THE RECORDS
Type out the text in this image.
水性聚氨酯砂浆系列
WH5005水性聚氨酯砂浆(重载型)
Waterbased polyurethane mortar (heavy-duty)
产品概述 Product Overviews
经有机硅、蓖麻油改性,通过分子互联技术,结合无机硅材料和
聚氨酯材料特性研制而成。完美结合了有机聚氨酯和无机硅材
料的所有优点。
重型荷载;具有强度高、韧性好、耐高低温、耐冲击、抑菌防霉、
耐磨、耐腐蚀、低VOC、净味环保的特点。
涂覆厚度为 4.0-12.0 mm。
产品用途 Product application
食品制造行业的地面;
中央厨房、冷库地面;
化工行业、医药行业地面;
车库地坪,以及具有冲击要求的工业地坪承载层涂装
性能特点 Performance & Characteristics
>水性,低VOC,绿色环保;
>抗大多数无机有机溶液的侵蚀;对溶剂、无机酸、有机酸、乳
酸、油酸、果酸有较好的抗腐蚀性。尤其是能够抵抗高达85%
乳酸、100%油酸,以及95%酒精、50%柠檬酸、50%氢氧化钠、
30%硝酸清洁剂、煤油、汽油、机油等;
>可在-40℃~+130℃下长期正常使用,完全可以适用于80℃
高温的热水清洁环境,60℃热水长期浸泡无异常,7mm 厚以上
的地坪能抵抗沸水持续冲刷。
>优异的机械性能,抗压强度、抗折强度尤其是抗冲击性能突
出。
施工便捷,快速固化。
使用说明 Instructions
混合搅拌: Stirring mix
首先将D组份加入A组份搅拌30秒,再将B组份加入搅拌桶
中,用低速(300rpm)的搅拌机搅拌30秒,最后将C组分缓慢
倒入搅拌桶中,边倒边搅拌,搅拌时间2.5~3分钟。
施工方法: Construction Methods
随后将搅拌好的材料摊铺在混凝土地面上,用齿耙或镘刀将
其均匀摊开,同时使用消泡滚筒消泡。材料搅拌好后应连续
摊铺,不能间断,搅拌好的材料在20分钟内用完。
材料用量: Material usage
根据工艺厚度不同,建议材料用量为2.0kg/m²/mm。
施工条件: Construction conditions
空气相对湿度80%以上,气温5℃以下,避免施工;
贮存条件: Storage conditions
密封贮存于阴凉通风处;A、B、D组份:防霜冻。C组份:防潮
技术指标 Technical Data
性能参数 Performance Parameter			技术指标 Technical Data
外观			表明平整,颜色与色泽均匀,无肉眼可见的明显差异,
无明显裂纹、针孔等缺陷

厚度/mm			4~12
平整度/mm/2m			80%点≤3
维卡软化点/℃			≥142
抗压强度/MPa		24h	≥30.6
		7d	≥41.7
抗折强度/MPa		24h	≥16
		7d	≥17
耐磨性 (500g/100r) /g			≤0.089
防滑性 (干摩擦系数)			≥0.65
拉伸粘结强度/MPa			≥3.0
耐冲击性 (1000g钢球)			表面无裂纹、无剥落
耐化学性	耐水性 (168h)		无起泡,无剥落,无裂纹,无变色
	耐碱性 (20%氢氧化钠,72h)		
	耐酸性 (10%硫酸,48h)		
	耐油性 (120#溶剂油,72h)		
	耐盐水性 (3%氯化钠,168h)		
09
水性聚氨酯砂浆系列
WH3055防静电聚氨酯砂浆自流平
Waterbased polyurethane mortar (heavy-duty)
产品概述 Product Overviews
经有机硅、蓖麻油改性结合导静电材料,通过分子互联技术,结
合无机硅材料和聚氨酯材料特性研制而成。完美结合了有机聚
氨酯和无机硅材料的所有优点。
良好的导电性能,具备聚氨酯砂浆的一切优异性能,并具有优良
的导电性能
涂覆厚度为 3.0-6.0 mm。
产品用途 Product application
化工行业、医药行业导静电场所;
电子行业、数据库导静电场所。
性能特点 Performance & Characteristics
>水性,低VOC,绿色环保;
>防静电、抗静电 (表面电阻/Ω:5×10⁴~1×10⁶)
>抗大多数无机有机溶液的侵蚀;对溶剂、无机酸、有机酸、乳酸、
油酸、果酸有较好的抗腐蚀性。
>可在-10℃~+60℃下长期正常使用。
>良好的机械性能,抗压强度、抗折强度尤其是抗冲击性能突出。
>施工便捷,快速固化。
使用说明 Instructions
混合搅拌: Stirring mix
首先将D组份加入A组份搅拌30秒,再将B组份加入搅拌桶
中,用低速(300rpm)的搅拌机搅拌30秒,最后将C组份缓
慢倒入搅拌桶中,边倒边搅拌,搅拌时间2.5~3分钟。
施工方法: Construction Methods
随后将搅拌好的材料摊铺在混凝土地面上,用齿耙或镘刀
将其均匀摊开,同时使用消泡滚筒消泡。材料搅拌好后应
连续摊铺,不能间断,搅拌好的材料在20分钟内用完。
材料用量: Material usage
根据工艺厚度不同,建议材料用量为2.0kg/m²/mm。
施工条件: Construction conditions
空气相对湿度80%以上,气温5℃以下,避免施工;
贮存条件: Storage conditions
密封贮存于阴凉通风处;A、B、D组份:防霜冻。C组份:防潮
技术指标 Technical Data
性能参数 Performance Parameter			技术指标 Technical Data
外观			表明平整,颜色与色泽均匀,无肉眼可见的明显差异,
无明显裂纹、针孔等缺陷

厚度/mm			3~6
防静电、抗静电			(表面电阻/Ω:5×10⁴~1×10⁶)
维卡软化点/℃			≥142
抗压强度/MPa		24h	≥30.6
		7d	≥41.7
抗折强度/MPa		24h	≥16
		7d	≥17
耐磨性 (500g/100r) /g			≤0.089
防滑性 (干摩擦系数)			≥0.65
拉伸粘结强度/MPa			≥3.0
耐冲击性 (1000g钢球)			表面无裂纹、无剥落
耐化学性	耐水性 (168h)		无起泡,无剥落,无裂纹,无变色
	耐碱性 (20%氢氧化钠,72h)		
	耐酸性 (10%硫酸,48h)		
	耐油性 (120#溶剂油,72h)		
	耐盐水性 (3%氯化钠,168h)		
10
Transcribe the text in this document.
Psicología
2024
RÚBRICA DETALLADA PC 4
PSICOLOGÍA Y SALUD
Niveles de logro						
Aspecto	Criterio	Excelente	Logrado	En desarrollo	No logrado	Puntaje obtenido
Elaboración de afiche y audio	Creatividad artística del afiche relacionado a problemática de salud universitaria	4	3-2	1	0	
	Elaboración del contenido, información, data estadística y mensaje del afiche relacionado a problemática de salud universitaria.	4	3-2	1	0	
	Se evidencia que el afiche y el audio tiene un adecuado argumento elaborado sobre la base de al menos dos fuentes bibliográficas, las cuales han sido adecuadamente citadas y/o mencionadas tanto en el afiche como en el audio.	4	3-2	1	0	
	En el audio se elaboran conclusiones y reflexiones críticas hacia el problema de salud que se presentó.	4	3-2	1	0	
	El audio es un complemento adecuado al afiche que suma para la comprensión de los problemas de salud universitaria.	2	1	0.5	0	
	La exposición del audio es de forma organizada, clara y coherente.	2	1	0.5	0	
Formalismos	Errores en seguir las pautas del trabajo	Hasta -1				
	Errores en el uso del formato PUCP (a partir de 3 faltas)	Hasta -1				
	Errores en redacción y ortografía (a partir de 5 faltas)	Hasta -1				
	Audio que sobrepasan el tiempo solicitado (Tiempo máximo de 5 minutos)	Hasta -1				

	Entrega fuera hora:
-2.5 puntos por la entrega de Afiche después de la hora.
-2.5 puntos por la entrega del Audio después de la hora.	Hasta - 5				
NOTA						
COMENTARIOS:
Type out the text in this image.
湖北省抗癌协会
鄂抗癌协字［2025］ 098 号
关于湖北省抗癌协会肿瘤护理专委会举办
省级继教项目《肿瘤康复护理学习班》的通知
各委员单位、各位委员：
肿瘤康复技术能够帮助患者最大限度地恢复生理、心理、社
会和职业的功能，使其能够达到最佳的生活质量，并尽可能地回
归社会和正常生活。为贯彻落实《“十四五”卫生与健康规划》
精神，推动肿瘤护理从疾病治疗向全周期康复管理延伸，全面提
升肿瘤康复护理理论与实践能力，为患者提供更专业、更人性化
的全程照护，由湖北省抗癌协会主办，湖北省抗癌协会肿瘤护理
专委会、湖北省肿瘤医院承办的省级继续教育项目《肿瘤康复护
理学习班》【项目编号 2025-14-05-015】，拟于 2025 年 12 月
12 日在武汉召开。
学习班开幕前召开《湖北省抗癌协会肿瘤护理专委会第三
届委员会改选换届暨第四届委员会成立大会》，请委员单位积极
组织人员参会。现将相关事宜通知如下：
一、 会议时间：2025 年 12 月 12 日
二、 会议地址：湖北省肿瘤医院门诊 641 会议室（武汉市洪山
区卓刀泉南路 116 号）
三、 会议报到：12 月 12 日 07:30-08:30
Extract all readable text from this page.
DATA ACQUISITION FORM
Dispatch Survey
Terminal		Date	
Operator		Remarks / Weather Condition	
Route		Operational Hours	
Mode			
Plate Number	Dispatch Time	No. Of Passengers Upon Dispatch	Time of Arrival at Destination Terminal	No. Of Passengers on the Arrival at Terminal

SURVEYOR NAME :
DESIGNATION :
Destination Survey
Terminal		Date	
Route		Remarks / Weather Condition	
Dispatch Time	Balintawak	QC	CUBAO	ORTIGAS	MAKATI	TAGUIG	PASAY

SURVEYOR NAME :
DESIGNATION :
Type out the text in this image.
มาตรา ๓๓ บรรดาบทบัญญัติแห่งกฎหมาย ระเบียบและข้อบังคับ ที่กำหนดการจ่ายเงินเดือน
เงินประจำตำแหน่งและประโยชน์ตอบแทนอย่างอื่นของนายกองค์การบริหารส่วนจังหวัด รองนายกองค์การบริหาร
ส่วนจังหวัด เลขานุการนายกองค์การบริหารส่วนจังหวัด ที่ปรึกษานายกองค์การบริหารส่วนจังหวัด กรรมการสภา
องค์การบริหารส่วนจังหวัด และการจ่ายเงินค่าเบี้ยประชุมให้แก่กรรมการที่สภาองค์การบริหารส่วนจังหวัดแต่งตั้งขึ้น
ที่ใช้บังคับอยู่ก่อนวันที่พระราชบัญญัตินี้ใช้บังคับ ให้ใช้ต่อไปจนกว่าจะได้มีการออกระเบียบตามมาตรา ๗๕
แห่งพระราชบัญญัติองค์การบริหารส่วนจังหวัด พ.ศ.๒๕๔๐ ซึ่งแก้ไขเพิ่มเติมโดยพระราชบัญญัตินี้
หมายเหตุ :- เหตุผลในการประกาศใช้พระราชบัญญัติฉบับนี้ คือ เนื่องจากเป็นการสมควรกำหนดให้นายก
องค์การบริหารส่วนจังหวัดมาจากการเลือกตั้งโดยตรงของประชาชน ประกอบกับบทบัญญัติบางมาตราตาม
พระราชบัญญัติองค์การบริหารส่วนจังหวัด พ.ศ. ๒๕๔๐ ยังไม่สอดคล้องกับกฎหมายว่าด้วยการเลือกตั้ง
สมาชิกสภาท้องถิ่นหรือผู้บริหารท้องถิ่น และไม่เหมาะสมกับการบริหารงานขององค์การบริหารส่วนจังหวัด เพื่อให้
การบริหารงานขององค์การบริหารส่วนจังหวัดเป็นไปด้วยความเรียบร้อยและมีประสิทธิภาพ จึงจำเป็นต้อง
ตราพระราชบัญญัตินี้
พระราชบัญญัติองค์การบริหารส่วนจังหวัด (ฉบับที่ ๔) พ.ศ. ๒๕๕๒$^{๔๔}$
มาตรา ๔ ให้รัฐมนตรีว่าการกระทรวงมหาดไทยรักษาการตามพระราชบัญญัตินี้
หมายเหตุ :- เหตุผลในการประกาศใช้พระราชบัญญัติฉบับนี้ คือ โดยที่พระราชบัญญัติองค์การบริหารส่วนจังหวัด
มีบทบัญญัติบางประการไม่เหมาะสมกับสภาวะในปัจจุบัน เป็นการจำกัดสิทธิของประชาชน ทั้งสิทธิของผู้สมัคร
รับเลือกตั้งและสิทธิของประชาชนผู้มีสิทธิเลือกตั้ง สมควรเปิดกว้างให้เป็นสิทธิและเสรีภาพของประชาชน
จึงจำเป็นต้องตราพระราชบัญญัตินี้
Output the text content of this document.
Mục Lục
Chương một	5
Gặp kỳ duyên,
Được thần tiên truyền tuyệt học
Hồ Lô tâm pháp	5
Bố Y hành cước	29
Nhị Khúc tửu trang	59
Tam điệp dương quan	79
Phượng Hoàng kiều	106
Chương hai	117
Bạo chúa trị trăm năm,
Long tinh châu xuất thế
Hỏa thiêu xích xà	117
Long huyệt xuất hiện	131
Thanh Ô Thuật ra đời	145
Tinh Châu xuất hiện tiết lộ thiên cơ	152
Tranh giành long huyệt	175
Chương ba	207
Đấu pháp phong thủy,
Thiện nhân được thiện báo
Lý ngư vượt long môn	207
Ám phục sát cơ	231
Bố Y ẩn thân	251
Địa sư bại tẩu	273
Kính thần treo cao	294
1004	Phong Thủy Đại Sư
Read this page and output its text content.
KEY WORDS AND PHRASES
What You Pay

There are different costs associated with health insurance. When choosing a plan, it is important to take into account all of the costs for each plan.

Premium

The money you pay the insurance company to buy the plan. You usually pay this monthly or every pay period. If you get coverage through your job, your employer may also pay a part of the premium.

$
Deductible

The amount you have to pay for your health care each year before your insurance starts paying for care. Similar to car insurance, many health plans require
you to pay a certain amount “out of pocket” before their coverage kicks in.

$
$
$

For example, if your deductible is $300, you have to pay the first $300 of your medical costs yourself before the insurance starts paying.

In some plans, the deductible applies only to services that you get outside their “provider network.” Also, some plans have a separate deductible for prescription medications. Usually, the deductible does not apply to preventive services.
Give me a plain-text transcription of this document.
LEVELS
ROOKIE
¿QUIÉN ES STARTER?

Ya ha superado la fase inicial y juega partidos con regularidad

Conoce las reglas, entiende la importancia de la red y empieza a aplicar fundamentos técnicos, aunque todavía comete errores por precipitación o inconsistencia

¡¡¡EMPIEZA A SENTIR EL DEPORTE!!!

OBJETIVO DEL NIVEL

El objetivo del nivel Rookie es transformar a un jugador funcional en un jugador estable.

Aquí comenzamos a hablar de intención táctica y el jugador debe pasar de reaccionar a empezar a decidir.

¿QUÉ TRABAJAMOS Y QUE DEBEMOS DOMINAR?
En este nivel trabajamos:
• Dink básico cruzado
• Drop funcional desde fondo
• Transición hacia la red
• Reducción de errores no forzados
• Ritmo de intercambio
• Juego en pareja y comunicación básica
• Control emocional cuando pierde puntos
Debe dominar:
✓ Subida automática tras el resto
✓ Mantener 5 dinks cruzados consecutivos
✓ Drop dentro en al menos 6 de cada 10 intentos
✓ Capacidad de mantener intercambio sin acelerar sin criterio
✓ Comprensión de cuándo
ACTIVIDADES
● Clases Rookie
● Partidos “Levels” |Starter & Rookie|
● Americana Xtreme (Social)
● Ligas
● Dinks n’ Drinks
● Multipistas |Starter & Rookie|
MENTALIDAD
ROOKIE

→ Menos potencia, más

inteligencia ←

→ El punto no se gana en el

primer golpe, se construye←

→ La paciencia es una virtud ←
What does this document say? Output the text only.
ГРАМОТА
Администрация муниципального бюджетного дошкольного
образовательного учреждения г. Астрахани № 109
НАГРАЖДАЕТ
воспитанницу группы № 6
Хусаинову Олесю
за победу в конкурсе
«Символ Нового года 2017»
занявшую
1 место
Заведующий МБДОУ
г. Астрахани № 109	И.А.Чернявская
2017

PROBLEM REQUIREMENTS
Go through the listing above and list every line that has the word "amount".

RESULT OF THIS EXERCISE
The amount you have to pay for your health care each year before your insurance starts paying for care. Similar to car insurance, many health plans require
you to pay a certain amount “out of pocket” before their coverage kicks in.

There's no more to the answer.